▶ **TASK DETAILS**
Retype all of the entries word for word.

(Stored data entries)
..............................
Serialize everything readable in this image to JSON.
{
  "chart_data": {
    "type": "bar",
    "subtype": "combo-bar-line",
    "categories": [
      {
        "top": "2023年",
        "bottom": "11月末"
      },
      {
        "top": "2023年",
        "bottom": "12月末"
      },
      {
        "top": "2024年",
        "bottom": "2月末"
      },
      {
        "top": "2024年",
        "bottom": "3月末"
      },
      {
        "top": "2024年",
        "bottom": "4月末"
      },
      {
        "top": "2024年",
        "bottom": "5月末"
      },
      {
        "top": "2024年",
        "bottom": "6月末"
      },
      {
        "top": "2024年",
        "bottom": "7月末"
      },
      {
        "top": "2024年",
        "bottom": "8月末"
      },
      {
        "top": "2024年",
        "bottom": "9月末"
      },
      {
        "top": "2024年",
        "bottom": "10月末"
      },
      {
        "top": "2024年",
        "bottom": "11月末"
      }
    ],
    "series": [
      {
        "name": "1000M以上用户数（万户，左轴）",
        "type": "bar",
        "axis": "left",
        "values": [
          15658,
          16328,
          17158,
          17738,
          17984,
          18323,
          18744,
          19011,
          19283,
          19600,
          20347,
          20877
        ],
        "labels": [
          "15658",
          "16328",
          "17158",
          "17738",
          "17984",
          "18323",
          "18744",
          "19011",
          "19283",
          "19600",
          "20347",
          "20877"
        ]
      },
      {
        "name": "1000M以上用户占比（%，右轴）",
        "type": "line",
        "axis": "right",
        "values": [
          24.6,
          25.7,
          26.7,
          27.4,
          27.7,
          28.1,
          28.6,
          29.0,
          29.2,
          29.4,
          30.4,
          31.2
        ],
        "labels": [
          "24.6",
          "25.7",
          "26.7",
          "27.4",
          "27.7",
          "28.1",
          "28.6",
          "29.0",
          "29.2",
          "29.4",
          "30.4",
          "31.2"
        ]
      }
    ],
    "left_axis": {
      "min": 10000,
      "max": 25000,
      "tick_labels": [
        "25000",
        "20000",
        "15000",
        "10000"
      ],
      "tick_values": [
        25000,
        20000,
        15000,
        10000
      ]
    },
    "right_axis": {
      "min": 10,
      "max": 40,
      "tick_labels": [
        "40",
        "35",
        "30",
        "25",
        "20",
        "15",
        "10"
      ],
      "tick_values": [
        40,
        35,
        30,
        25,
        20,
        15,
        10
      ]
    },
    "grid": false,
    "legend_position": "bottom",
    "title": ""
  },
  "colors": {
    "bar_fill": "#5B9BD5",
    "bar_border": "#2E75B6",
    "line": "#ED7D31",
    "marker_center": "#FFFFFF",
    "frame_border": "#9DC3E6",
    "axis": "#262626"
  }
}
..............................
▶ **SOLVED PROBLEM**
Serialize everything readable in this image to JSON.
{
  "chart_data": {
    "type": "bar",
    "subtype": "combo-bar-line",
    "categories": [
      {
        "top": "2023年",
        "bottom": "11月末"
      },
      {
        "top": "2023年",
        "bottom": "12月末"
      },
      {
        "top": "2024年",
        "bottom": "2月末"
      },
      {
        "top": "2024年",
        "bottom": "3月末"
      },
      {
        "top": "2024年",
        "bottom": "4月末"
      },
      {
        "top": "2024年",
        "bottom": "5月末"
      },
      {
        "top": "2024年",
        "bottom": "6月末"
      },
      {
        "top": "2024年",
        "bottom": "7月末"
      },
      {
        "top": "2024年",
        "bottom": "8月末"
      },
      {
        "top": "2024年",
        "bottom": "9月末"
      },
      {
        "top": "2024年",
        "bottom": "10月末"
      },
      {
        "top": "2024年",
        "bottom": "11月末"
      }
    ],
    "series": [
      {
        "name": "1000M以上用户数（万户，左轴）",
        "type": "bar",
        "axis": "left",
        "values": [
          15658,
          16328,
          17158,
          17738,
          17984,
          18323,
          18744,
          19011,
          19283,
          19600,
          20347,
          20877
        ],
        "labels": [
          "15658",
          "16328",
          "17158",
          "17738",
          "17984",
          "18323",
          "18744",
          "19011",
          "19283",
          "19600",
          "20347",
          "20877"
        ]
      },
      {
        "name": "1000M以上用户占比（%，右轴）",
        "type": "line",
        "axis": "right",
        "values": [
          24.6,
          25.7,
          26.7,
          27.4,
          27.7,
          28.1,
          28.6,
          29.0,
          29.2,
          29.4,
          30.4,
          31.2
        ],
        "labels": [
          "24.6",
          "25.7",
          "26.7",
          "27.4",
          "27.7",
          "28.1",
          "28.6",
          "29.0",
          "29.2",
          "29.4",
          "30.4",
          "31.2"
        ]
      }
    ],
    "left_axis": {
      "min": 10000,
      "max": 25000,
      "tick_labels": [
        "25000",
        "20000",
        "15000",
        "10000"
      ],
      "tick_values": [
        25000,
        20000,
        15000,
        10000
      ]
    },
    "right_axis": {
      "min": 10,
      "max": 40,
      "tick_labels": [
        "40",
        "35",
        "30",
        "25",
        "20",
        "15",
        "10"
      ],
      "tick_values": [
        40,
        35,
        30,
        25,
        20,
        15,
        10
      ]
    },
    "grid": false,
    "legend_position": "bottom",
    "title": ""
  },
  "colors": {
    "bar_fill": "#5B9BD5",
    "bar_border": "#2E75B6",
    "line": "#ED7D31",
    "marker_center": "#FFFFFF",
    "frame_border": "#9DC3E6",
    "axis": "#262626"
  }
}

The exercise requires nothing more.